* Exercise *
Begin at the line that has "415, 879, 446]" and stop after the line that has "464, 819, 522]", then write those lines out again with "code-line" switched to "code-row" and everything else left the same.

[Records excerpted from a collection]

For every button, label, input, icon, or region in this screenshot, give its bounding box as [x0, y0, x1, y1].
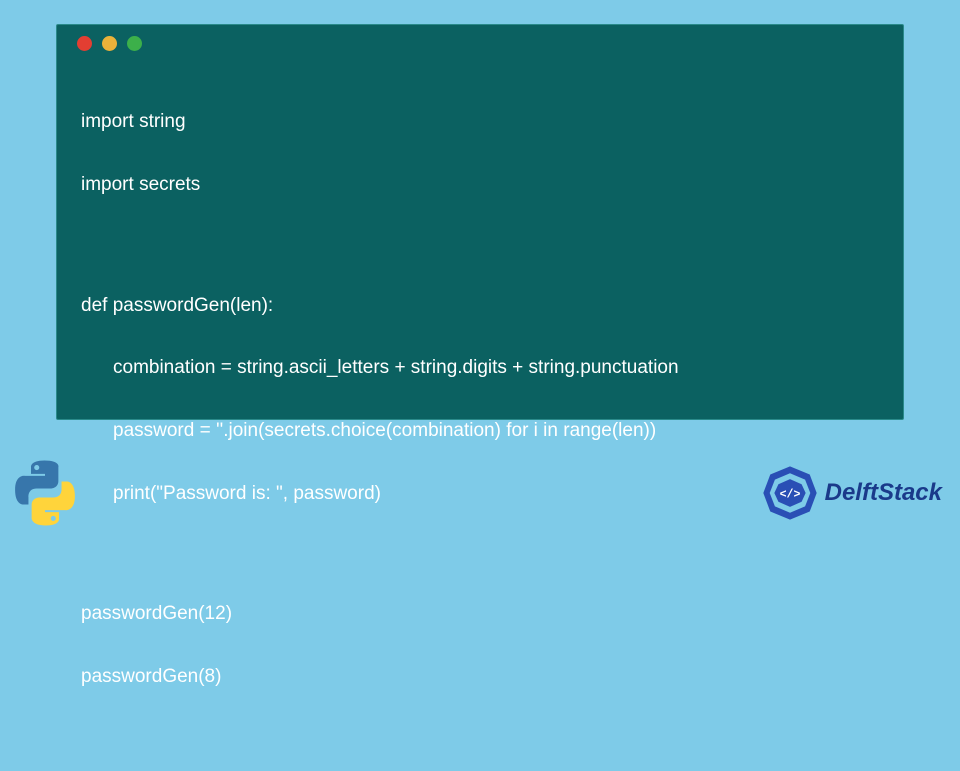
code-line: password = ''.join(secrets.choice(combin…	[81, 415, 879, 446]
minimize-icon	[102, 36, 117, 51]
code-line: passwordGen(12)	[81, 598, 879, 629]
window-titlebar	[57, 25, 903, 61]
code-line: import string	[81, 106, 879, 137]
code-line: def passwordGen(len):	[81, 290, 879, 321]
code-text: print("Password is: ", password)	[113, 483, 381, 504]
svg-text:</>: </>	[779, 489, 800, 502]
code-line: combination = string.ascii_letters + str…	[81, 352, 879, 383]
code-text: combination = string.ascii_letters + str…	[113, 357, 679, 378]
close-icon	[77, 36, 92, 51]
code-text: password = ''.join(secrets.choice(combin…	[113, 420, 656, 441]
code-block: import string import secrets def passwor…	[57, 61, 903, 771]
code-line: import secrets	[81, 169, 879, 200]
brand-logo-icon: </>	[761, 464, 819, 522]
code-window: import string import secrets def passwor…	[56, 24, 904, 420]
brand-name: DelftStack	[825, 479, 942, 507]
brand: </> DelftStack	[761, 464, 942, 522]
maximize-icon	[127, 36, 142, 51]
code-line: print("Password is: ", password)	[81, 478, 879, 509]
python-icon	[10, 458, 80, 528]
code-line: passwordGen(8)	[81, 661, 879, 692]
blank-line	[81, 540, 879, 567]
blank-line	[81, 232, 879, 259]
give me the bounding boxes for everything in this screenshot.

* Exercise response *
code-row: password = ''.join(secrets.choice(combin…	[81, 415, 879, 446]
minimize-icon	[102, 36, 117, 51]
code-row: passwordGen(12)	[81, 598, 879, 629]
window-titlebar	[57, 25, 903, 61]
code-row: import string	[81, 106, 879, 137]
code-row: def passwordGen(len):	[81, 290, 879, 321]
code-text: print("Password is: ", password)	[113, 483, 381, 504]
svg-text:</>: </>	[779, 489, 800, 502]
code-row: combination = string.ascii_letters + str…	[81, 352, 879, 383]
code-text: combination = string.ascii_letters + str…	[113, 357, 679, 378]
close-icon	[77, 36, 92, 51]
code-text: password = ''.join(secrets.choice(combin…	[113, 420, 656, 441]
code-block: import string import secrets def passwor…	[57, 61, 903, 771]
code-row: import secrets	[81, 169, 879, 200]
brand-logo-icon: </>	[761, 464, 819, 522]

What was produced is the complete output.